***** Rows *****
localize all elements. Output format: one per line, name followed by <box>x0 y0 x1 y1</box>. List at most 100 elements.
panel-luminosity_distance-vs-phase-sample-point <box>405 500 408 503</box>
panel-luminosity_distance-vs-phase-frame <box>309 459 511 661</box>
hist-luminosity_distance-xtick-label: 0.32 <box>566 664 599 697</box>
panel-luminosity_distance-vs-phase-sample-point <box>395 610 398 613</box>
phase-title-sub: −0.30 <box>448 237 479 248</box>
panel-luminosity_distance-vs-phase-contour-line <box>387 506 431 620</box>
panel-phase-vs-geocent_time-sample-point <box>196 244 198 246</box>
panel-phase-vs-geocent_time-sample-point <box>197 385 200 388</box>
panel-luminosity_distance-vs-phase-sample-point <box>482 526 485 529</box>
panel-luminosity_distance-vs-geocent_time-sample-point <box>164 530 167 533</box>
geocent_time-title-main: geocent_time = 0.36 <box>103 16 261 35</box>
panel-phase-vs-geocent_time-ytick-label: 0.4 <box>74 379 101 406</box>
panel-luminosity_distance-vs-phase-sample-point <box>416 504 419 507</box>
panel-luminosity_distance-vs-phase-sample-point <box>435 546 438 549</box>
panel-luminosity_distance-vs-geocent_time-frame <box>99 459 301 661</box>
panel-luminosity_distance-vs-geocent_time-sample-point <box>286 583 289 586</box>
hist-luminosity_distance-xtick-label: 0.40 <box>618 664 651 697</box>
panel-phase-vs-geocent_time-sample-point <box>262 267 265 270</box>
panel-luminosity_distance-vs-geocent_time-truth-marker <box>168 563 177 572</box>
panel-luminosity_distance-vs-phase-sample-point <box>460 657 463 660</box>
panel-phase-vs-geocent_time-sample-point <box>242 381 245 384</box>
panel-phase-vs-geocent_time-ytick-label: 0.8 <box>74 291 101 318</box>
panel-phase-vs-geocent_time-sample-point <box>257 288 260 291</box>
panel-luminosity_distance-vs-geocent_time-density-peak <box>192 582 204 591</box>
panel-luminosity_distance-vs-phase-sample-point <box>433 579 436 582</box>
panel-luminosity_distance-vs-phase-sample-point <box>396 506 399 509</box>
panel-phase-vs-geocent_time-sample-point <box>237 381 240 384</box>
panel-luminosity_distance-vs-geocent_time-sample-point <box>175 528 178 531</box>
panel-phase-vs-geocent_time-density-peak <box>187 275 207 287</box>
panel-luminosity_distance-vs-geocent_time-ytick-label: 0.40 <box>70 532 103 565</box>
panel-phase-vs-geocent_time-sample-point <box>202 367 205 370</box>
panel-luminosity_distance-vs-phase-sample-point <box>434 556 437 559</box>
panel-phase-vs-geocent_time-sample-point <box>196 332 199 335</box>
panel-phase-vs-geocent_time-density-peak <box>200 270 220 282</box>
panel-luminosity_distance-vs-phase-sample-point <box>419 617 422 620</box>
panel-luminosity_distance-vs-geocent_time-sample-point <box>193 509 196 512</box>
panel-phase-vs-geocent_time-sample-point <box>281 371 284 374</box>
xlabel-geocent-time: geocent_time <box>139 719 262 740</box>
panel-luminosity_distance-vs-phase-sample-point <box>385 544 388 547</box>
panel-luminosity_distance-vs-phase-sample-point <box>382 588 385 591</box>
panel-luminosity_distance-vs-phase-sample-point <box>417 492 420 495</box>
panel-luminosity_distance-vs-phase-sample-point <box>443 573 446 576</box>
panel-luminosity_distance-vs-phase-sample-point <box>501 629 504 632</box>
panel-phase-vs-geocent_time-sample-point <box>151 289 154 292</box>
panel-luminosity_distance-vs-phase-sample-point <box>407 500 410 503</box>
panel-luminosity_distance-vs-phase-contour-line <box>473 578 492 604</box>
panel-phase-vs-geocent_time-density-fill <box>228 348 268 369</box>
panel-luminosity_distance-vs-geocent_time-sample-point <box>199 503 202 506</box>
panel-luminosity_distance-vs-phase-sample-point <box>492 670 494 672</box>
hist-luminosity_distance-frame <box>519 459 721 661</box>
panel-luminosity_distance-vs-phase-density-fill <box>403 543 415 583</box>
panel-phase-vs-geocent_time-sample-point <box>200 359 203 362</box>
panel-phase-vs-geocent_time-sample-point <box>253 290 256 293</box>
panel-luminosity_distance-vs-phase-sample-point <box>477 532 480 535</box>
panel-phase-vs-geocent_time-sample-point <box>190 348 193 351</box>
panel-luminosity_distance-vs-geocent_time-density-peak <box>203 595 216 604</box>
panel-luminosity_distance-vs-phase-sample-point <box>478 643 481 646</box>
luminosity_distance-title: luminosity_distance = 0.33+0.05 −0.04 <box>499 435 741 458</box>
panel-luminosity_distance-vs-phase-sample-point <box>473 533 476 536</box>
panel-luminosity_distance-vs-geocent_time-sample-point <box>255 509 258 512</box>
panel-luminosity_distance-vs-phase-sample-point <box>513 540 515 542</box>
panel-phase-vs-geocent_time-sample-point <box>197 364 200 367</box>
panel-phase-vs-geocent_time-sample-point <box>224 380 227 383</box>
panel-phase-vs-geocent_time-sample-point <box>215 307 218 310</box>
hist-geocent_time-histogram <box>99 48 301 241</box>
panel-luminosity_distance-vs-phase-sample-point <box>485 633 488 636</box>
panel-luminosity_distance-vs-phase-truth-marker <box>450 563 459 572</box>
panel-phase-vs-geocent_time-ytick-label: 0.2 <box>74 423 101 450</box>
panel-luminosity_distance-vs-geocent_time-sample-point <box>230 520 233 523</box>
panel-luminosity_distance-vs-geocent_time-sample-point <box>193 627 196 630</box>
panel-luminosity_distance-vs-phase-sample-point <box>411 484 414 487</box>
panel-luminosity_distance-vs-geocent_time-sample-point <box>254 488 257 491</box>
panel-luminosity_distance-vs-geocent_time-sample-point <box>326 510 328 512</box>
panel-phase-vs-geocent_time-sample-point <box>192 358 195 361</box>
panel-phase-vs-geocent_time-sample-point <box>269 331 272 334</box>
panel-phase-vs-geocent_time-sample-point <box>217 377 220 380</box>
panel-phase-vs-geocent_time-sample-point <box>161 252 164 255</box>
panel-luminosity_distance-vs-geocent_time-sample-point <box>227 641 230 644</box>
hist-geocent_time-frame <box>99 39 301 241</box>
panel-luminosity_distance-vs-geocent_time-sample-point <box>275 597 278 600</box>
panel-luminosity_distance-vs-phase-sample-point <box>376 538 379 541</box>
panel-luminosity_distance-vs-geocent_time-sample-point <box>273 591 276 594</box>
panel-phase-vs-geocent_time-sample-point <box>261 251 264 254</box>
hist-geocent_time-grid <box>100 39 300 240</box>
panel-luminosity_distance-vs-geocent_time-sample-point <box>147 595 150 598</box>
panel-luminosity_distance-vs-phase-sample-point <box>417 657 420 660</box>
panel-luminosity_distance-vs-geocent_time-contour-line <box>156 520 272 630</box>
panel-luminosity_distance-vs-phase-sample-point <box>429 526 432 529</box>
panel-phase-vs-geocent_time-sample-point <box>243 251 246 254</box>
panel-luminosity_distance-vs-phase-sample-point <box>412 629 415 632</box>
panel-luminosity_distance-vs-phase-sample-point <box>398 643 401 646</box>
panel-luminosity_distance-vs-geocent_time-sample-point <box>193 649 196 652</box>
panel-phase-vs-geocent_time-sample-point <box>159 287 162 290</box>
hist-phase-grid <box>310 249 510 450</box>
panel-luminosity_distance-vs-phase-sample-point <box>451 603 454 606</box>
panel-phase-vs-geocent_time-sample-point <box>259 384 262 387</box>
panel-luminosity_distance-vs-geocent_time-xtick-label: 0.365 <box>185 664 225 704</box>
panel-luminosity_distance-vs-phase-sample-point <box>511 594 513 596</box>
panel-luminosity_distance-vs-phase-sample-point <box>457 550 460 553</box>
*****
***** Rows *****
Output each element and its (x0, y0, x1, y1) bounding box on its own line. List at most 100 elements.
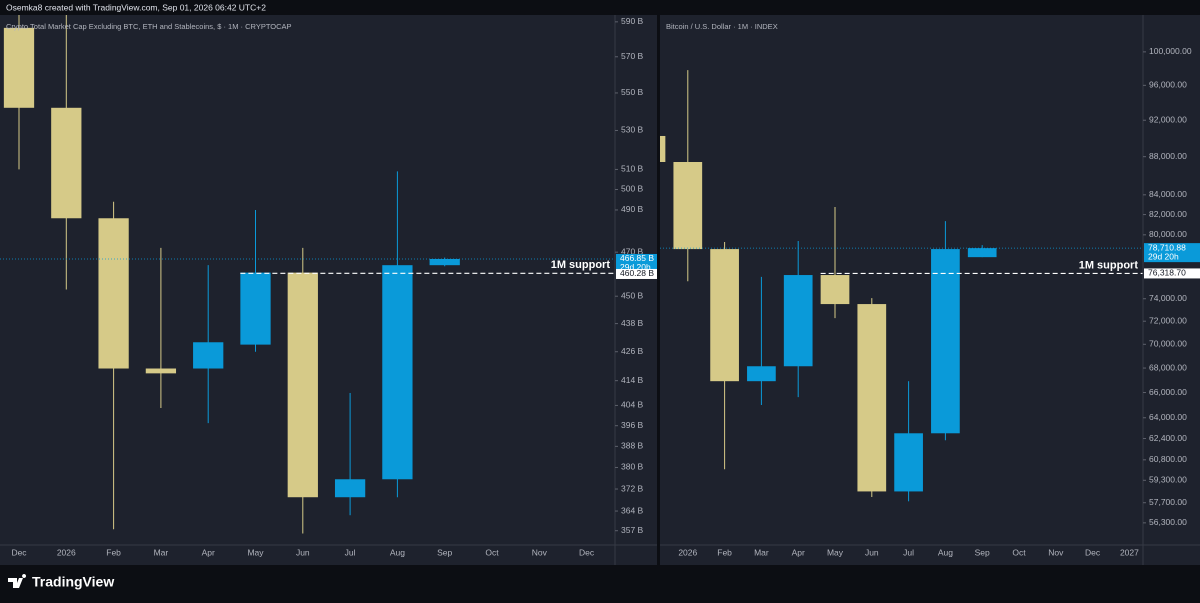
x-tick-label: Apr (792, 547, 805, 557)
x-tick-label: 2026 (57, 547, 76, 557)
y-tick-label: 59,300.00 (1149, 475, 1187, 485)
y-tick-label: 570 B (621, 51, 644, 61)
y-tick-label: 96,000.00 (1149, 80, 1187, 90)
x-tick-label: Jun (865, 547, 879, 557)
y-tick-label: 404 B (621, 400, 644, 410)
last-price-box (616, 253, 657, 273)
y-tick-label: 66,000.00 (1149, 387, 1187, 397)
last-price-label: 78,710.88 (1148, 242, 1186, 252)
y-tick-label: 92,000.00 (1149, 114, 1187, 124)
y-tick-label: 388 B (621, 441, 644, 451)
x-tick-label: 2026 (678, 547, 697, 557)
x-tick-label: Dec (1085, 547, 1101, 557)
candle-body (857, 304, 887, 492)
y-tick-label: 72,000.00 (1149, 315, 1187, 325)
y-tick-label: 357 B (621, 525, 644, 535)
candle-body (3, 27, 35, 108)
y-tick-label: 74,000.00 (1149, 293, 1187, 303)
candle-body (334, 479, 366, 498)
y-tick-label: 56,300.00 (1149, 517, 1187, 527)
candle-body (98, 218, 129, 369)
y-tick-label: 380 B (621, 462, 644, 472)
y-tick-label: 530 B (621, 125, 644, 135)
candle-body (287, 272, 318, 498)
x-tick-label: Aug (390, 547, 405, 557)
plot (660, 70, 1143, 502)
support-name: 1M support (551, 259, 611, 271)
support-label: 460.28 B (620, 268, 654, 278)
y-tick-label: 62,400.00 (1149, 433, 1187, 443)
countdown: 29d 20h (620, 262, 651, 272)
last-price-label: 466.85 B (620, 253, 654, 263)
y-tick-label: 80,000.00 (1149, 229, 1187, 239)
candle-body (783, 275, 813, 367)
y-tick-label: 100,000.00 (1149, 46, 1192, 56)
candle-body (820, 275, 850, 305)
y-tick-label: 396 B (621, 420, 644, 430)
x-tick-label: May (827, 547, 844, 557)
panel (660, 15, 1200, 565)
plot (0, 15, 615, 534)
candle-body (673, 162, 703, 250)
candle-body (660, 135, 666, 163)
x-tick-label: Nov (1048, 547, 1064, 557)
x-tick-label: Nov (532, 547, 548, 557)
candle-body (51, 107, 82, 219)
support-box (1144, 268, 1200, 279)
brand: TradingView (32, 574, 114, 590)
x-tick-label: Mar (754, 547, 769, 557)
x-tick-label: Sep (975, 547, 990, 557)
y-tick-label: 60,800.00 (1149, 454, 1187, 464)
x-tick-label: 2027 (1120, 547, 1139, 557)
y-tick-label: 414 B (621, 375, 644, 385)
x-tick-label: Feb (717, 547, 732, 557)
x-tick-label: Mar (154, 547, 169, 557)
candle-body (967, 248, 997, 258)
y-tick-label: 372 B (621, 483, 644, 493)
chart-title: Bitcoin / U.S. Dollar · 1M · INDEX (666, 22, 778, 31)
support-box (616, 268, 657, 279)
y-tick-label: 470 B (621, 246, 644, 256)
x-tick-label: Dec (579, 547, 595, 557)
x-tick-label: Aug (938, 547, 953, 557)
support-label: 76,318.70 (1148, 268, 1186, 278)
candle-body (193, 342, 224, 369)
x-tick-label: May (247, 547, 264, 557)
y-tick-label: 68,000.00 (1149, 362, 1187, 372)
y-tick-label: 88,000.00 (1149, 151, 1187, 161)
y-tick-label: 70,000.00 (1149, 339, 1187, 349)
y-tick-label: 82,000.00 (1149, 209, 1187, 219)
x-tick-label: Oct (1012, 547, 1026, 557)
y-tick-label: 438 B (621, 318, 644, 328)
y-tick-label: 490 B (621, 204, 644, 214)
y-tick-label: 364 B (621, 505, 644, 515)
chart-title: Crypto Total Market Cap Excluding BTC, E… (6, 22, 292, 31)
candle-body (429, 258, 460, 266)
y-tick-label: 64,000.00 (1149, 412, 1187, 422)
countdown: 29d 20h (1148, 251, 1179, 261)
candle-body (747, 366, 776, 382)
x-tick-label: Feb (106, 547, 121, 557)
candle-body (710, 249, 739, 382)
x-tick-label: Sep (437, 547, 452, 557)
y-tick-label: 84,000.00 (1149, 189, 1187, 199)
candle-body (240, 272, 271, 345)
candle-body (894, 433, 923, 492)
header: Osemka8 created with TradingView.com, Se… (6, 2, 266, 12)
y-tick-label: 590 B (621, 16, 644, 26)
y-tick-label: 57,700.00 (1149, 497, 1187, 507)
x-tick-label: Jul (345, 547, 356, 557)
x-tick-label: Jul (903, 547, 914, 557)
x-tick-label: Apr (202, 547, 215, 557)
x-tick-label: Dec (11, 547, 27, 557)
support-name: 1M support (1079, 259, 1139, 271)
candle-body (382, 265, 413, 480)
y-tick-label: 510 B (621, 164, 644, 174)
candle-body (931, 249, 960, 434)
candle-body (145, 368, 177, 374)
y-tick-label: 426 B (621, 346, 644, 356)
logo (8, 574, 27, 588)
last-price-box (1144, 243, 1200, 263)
*****
***** Rows *****
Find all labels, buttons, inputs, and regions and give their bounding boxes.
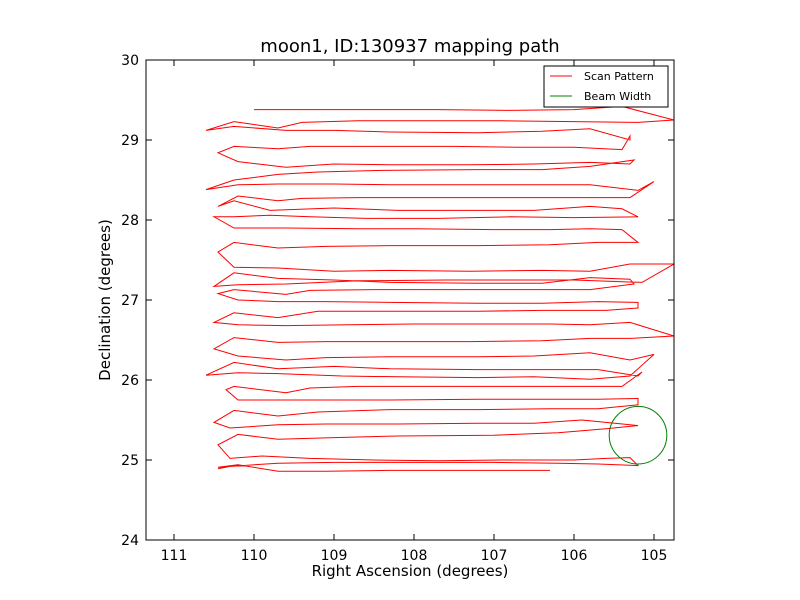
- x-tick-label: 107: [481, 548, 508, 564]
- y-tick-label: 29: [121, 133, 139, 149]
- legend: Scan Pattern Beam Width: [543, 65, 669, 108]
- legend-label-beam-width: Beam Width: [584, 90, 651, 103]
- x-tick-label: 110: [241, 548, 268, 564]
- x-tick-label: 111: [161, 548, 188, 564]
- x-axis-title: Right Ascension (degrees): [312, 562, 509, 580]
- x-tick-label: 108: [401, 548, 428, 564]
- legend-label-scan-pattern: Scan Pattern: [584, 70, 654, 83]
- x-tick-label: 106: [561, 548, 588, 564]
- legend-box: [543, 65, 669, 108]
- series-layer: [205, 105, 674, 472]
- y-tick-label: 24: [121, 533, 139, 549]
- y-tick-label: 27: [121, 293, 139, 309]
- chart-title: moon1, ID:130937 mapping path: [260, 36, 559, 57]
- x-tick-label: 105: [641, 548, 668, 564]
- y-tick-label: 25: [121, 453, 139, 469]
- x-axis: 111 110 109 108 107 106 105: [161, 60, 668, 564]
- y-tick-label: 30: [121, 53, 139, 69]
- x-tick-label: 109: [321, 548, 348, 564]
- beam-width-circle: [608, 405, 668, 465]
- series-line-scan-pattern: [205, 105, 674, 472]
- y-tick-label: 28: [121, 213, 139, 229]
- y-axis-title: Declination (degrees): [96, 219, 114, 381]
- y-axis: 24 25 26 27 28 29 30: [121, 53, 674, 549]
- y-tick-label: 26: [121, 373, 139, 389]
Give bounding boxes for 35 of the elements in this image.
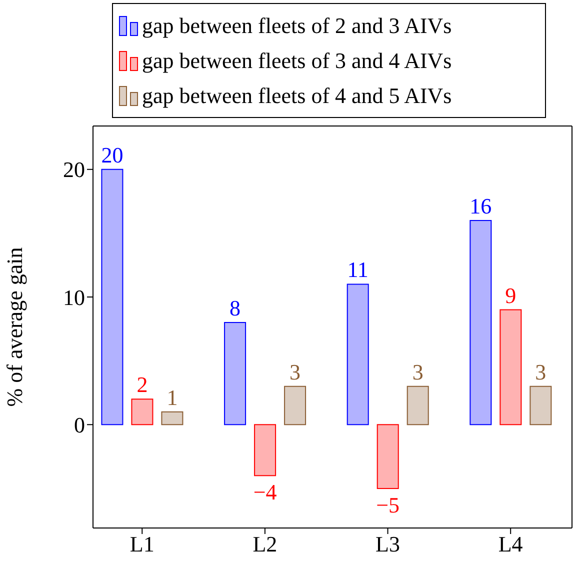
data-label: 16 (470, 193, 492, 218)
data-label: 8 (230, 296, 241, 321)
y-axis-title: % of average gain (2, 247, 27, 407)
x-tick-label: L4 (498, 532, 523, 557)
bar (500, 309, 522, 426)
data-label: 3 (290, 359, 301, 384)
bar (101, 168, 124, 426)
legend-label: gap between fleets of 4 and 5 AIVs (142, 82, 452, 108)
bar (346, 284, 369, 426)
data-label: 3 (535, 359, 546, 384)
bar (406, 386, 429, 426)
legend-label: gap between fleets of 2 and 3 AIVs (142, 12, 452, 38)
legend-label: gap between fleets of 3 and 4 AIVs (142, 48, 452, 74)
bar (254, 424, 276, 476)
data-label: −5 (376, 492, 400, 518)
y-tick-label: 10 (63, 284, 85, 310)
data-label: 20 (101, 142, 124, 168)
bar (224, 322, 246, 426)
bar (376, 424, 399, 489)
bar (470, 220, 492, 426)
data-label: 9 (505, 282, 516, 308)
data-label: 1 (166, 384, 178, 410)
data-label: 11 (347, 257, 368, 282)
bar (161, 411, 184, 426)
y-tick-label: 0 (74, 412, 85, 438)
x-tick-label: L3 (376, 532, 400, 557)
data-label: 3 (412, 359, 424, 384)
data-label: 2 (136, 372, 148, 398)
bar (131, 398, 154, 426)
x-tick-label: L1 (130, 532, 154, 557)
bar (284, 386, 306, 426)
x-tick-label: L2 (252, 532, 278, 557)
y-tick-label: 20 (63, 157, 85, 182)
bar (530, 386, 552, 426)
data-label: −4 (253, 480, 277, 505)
*****
Stated exercise: Repeat word for word the part of the items that opens with the line containing "x-tick-label: Apr (792, 547, 805, 557)" and closes with the line containing "plot (660, 70, 1143, 502)", including both of those lines.

Problem solution:
x-tick-label: Apr (792, 547, 805, 557)
x-tick-label: 2026 (57, 547, 76, 557)
y-tick-label: 59,300.00 (1149, 475, 1187, 485)
y-tick-label: 570 B (621, 51, 644, 61)
y-tick-label: 96,000.00 (1149, 80, 1187, 90)
x-tick-label: Jun (865, 547, 879, 557)
y-tick-label: 404 B (621, 400, 644, 410)
last-price-box (616, 253, 657, 273)
y-tick-label: 66,000.00 (1149, 387, 1187, 397)
last-price-label: 78,710.88 (1148, 242, 1186, 252)
y-tick-label: 92,000.00 (1149, 114, 1187, 124)
y-tick-label: 388 B (621, 441, 644, 451)
x-tick-label: 2026 (678, 547, 697, 557)
x-tick-label: Dec (1085, 547, 1101, 557)
candle-body (857, 304, 887, 492)
y-tick-label: 72,000.00 (1149, 315, 1187, 325)
y-tick-label: 357 B (621, 525, 644, 535)
candle-body (3, 27, 35, 108)
y-tick-label: 74,000.00 (1149, 293, 1187, 303)
candle-body (334, 479, 366, 498)
y-tick-label: 56,300.00 (1149, 517, 1187, 527)
candle-body (98, 218, 129, 369)
y-tick-label: 380 B (621, 462, 644, 472)
y-tick-label: 530 B (621, 125, 644, 135)
candle-body (287, 272, 318, 498)
x-tick-label: Aug (390, 547, 405, 557)
plot (660, 70, 1143, 502)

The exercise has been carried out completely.